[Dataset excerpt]
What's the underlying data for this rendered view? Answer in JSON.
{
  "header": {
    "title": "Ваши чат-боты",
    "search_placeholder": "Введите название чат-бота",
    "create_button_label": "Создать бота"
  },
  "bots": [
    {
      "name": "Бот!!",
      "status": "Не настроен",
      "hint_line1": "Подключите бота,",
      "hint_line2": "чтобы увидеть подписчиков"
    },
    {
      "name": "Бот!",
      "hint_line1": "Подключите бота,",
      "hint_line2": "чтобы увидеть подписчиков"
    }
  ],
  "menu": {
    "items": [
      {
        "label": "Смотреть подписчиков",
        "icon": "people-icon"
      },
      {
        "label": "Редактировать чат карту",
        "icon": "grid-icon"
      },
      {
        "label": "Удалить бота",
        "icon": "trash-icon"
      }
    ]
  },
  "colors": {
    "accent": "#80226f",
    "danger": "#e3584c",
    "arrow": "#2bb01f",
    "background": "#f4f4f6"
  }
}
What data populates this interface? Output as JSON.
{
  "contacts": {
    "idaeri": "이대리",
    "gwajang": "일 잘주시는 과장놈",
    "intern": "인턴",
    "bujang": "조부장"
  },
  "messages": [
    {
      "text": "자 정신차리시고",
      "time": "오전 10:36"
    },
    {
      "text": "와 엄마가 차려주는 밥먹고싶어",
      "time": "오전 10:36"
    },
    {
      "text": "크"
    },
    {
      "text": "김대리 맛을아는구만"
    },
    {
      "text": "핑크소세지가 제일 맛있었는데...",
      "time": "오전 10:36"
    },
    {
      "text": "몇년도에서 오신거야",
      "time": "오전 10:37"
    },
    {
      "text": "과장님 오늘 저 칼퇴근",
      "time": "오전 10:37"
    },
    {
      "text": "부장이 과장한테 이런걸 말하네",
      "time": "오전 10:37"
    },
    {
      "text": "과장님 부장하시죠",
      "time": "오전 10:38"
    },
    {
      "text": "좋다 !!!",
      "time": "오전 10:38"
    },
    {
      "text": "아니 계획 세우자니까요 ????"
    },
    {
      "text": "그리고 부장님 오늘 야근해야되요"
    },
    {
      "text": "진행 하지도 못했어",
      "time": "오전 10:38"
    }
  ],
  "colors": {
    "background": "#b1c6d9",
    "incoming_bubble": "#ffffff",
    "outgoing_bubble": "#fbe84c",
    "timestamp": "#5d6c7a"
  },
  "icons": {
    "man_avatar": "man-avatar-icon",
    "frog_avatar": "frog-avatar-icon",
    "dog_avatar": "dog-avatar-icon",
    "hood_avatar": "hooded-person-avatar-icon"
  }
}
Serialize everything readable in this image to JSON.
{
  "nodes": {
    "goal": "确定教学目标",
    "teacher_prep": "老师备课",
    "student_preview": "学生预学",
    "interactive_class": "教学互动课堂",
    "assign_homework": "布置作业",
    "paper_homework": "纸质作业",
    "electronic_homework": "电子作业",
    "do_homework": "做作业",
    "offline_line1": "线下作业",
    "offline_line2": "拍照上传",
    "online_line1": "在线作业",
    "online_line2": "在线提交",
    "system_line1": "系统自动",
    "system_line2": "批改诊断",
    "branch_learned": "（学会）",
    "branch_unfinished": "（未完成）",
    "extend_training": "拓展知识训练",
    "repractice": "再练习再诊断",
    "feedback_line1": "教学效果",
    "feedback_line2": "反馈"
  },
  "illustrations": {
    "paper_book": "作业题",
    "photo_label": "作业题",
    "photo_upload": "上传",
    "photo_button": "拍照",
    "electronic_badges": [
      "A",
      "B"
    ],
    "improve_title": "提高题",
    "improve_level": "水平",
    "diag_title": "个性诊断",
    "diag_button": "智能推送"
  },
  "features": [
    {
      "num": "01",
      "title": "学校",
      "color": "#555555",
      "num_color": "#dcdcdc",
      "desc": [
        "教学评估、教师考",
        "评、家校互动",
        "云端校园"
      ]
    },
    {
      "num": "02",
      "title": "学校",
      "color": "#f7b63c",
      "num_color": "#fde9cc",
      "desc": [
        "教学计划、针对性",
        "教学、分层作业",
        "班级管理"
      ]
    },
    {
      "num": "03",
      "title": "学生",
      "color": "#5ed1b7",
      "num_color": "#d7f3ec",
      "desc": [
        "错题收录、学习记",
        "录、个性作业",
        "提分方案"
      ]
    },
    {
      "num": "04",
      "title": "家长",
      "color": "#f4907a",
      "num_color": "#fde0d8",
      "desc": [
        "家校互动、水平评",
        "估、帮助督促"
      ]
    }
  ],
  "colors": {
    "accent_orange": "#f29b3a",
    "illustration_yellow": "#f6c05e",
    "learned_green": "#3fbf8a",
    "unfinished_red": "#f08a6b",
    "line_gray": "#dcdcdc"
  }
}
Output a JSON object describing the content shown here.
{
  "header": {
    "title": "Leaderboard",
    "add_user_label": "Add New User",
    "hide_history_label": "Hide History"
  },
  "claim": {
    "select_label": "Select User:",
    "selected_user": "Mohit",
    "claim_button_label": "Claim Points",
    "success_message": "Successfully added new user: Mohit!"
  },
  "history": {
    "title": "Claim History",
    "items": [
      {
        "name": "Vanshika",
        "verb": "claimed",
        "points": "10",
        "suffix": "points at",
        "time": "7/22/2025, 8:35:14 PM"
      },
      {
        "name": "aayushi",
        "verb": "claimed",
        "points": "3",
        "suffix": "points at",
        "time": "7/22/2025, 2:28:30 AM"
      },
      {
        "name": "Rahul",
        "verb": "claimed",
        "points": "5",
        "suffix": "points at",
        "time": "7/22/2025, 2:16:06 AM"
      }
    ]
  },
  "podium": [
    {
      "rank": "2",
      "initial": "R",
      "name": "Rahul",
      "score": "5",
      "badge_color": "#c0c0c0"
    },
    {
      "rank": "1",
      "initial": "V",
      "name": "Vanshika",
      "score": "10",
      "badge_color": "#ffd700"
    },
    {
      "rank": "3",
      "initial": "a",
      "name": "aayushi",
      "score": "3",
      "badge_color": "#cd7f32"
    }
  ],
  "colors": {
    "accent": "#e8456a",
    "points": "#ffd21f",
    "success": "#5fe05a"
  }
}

Work instructions
Repeat each of the entries above precisely as given.

In response
What's the underlying data for this rendered view? Answer in JSON.
{
  "header": {
    "title": "Ваши чат-боты",
    "search_placeholder": "Введите название чат-бота",
    "create_button_label": "Создать бота"
  },
  "bots": [
    {
      "name": "Бот!!",
      "status": "Не настроен",
      "hint_line1": "Подключите бота,",
      "hint_line2": "чтобы увидеть подписчиков"
    },
    {
      "name": "Бот!",
      "hint_line1": "Подключите бота,",
      "hint_line2": "чтобы увидеть подписчиков"
    }
  ],
  "menu": {
    "items": [
      {
        "label": "Смотреть подписчиков",
        "icon": "people-icon"
      },
      {
        "label": "Редактировать чат карту",
        "icon": "grid-icon"
      },
      {
        "label": "Удалить бота",
        "icon": "trash-icon"
      }
    ]
  },
  "colors": {
    "accent": "#80226f",
    "danger": "#e3584c",
    "arrow": "#2bb01f",
    "background": "#f4f4f6"
  }
}
What data populates this interface? Output as JSON.
{
  "contacts": {
    "idaeri": "이대리",
    "gwajang": "일 잘주시는 과장놈",
    "intern": "인턴",
    "bujang": "조부장"
  },
  "messages": [
    {
      "text": "자 정신차리시고",
      "time": "오전 10:36"
    },
    {
      "text": "와 엄마가 차려주는 밥먹고싶어",
      "time": "오전 10:36"
    },
    {
      "text": "크"
    },
    {
      "text": "김대리 맛을아는구만"
    },
    {
      "text": "핑크소세지가 제일 맛있었는데...",
      "time": "오전 10:36"
    },
    {
      "text": "몇년도에서 오신거야",
      "time": "오전 10:37"
    },
    {
      "text": "과장님 오늘 저 칼퇴근",
      "time": "오전 10:37"
    },
    {
      "text": "부장이 과장한테 이런걸 말하네",
      "time": "오전 10:37"
    },
    {
      "text": "과장님 부장하시죠",
      "time": "오전 10:38"
    },
    {
      "text": "좋다 !!!",
      "time": "오전 10:38"
    },
    {
      "text": "아니 계획 세우자니까요 ????"
    },
    {
      "text": "그리고 부장님 오늘 야근해야되요"
    },
    {
      "text": "진행 하지도 못했어",
      "time": "오전 10:38"
    }
  ],
  "colors": {
    "background": "#b1c6d9",
    "incoming_bubble": "#ffffff",
    "outgoing_bubble": "#fbe84c",
    "timestamp": "#5d6c7a"
  },
  "icons": {
    "man_avatar": "man-avatar-icon",
    "frog_avatar": "frog-avatar-icon",
    "dog_avatar": "dog-avatar-icon",
    "hood_avatar": "hooded-person-avatar-icon"
  }
}
Serialize everything readable in this image to JSON.
{
  "nodes": {
    "goal": "确定教学目标",
    "teacher_prep": "老师备课",
    "student_preview": "学生预学",
    "interactive_class": "教学互动课堂",
    "assign_homework": "布置作业",
    "paper_homework": "纸质作业",
    "electronic_homework": "电子作业",
    "do_homework": "做作业",
    "offline_line1": "线下作业",
    "offline_line2": "拍照上传",
    "online_line1": "在线作业",
    "online_line2": "在线提交",
    "system_line1": "系统自动",
    "system_line2": "批改诊断",
    "branch_learned": "（学会）",
    "branch_unfinished": "（未完成）",
    "extend_training": "拓展知识训练",
    "repractice": "再练习再诊断",
    "feedback_line1": "教学效果",
    "feedback_line2": "反馈"
  },
  "illustrations": {
    "paper_book": "作业题",
    "photo_label": "作业题",
    "photo_upload": "上传",
    "photo_button": "拍照",
    "electronic_badges": [
      "A",
      "B"
    ],
    "improve_title": "提高题",
    "improve_level": "水平",
    "diag_title": "个性诊断",
    "diag_button": "智能推送"
  },
  "features": [
    {
      "num": "01",
      "title": "学校",
      "color": "#555555",
      "num_color": "#dcdcdc",
      "desc": [
        "教学评估、教师考",
        "评、家校互动",
        "云端校园"
      ]
    },
    {
      "num": "02",
      "title": "学校",
      "color": "#f7b63c",
      "num_color": "#fde9cc",
      "desc": [
        "教学计划、针对性",
        "教学、分层作业",
        "班级管理"
      ]
    },
    {
      "num": "03",
      "title": "学生",
      "color": "#5ed1b7",
      "num_color": "#d7f3ec",
      "desc": [
        "错题收录、学习记",
        "录、个性作业",
        "提分方案"
      ]
    },
    {
      "num": "04",
      "title": "家长",
      "color": "#f4907a",
      "num_color": "#fde0d8",
      "desc": [
        "家校互动、水平评",
        "估、帮助督促"
      ]
    }
  ],
  "colors": {
    "accent_orange": "#f29b3a",
    "illustration_yellow": "#f6c05e",
    "learned_green": "#3fbf8a",
    "unfinished_red": "#f08a6b",
    "line_gray": "#dcdcdc"
  }
}
Output a JSON object describing the content shown here.
{
  "header": {
    "title": "Leaderboard",
    "add_user_label": "Add New User",
    "hide_history_label": "Hide History"
  },
  "claim": {
    "select_label": "Select User:",
    "selected_user": "Mohit",
    "claim_button_label": "Claim Points",
    "success_message": "Successfully added new user: Mohit!"
  },
  "history": {
    "title": "Claim History",
    "items": [
      {
        "name": "Vanshika",
        "verb": "claimed",
        "points": "10",
        "suffix": "points at",
        "time": "7/22/2025, 8:35:14 PM"
      },
      {
        "name": "aayushi",
        "verb": "claimed",
        "points": "3",
        "suffix": "points at",
        "time": "7/22/2025, 2:28:30 AM"
      },
      {
        "name": "Rahul",
        "verb": "claimed",
        "points": "5",
        "suffix": "points at",
        "time": "7/22/2025, 2:16:06 AM"
      }
    ]
  },
  "podium": [
    {
      "rank": "2",
      "initial": "R",
      "name": "Rahul",
      "score": "5",
      "badge_color": "#c0c0c0"
    },
    {
      "rank": "1",
      "initial": "V",
      "name": "Vanshika",
      "score": "10",
      "badge_color": "#ffd700"
    },
    {
      "rank": "3",
      "initial": "a",
      "name": "aayushi",
      "score": "3",
      "badge_color": "#cd7f32"
    }
  ],
  "colors": {
    "accent": "#e8456a",
    "points": "#ffd21f",
    "success": "#5fe05a"
  }
}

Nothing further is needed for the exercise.